The request
Copy the listing verbatim, excluding any images found in it.

Data items:
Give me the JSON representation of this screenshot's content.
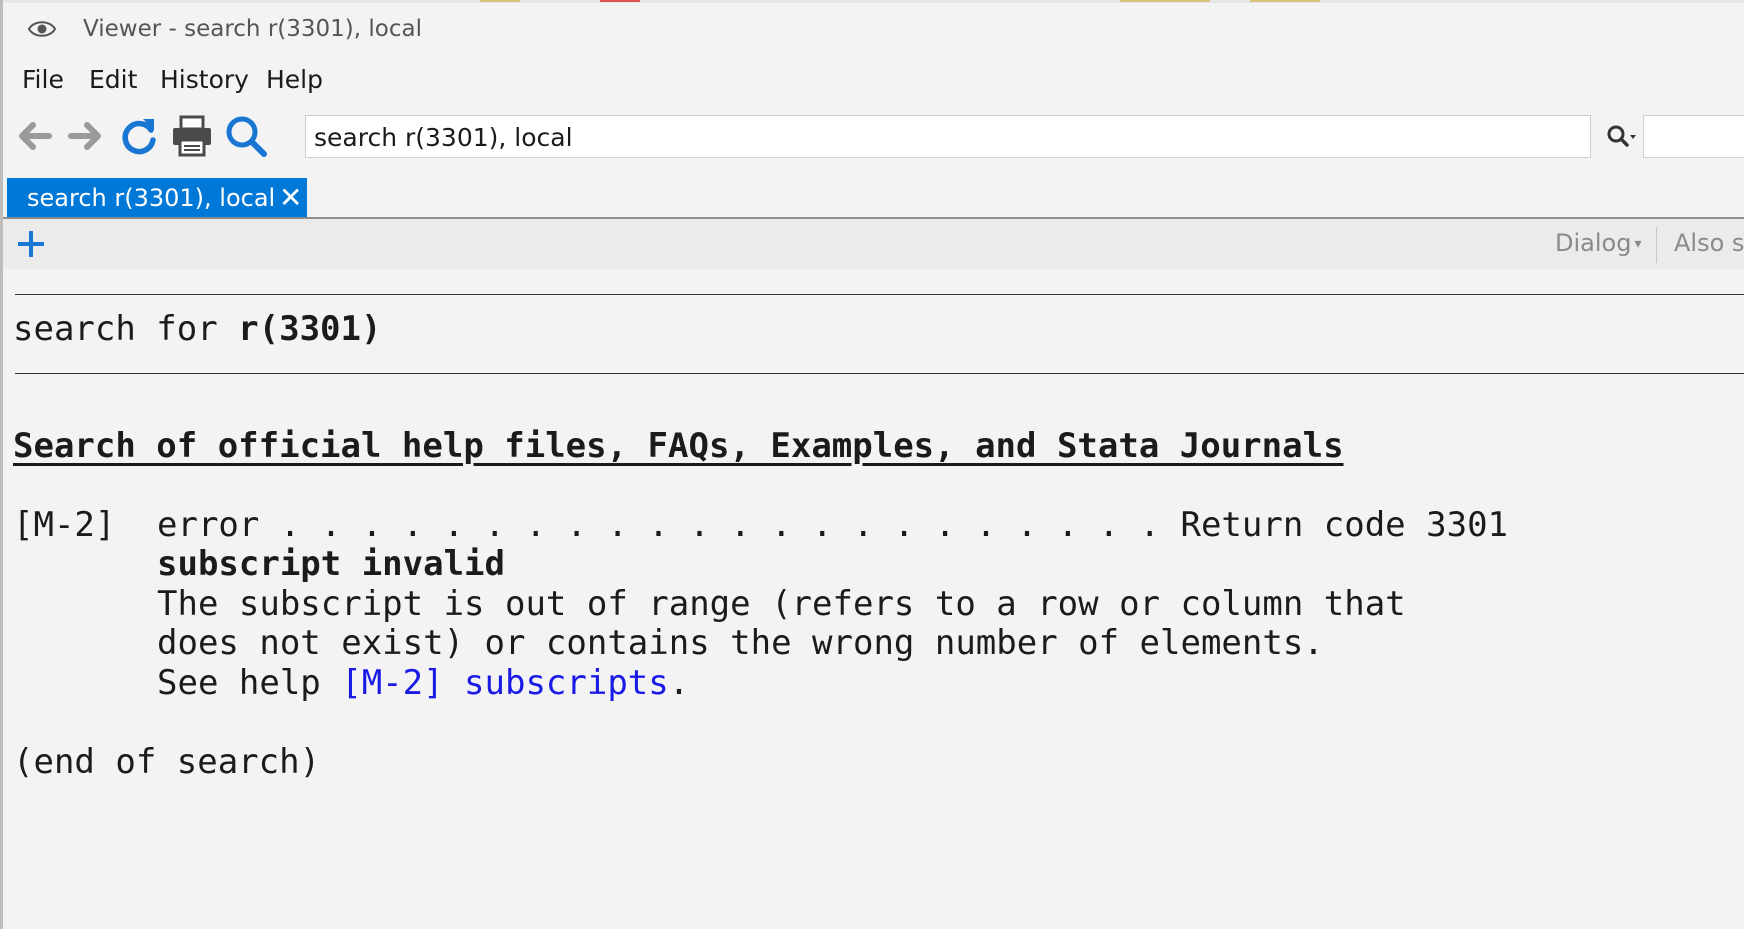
{
  "window": {
    "title": "Viewer - search r(3301), local"
  },
  "menu": {
    "file": "File",
    "edit": "Edit",
    "history": "History",
    "help": "Help"
  },
  "toolbar": {
    "address_value": "search r(3301), local"
  },
  "tab": {
    "label": "search r(3301), local",
    "close": "✕"
  },
  "subbar": {
    "dialog_label": "Dialog",
    "also_see_label": "Also s"
  },
  "content": {
    "search_prefix": "search for ",
    "search_term": "r(3301)",
    "section_heading": "Search of official help files, FAQs, Examples, and Stata Journals",
    "entry": {
      "tag": "[M-2]",
      "line1": "error . . . . . . . . . . . . . . . . . . . . . . Return code 3301",
      "line2": "subscript invalid",
      "line3": "The subscript is out of range (refers to a row or column that",
      "line4": "does not exist) or contains the wrong number of elements.",
      "see_prefix": "See help ",
      "see_link": "[M-2] subscripts",
      "see_suffix": "."
    },
    "end_text": "(end of search)"
  },
  "colors": {
    "accent": "#0078d7",
    "link": "#1a1ae6",
    "icon_blue": "#1976d2"
  }
}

Task answer
Give me the JSON representation of this screenshot's content.
{
  "window": {
    "title": "Viewer - search r(3301), local"
  },
  "menu": {
    "file": "File",
    "edit": "Edit",
    "history": "History",
    "help": "Help"
  },
  "toolbar": {
    "address_value": "search r(3301), local"
  },
  "tab": {
    "label": "search r(3301), local",
    "close": "✕"
  },
  "subbar": {
    "dialog_label": "Dialog",
    "also_see_label": "Also s"
  },
  "content": {
    "search_prefix": "search for ",
    "search_term": "r(3301)",
    "section_heading": "Search of official help files, FAQs, Examples, and Stata Journals",
    "entry": {
      "tag": "[M-2]",
      "line1": "error . . . . . . . . . . . . . . . . . . . . . . Return code 3301",
      "line2": "subscript invalid",
      "line3": "The subscript is out of range (refers to a row or column that",
      "line4": "does not exist) or contains the wrong number of elements.",
      "see_prefix": "See help ",
      "see_link": "[M-2] subscripts",
      "see_suffix": "."
    },
    "end_text": "(end of search)"
  },
  "colors": {
    "accent": "#0078d7",
    "link": "#1a1ae6",
    "icon_blue": "#1976d2"
  }
}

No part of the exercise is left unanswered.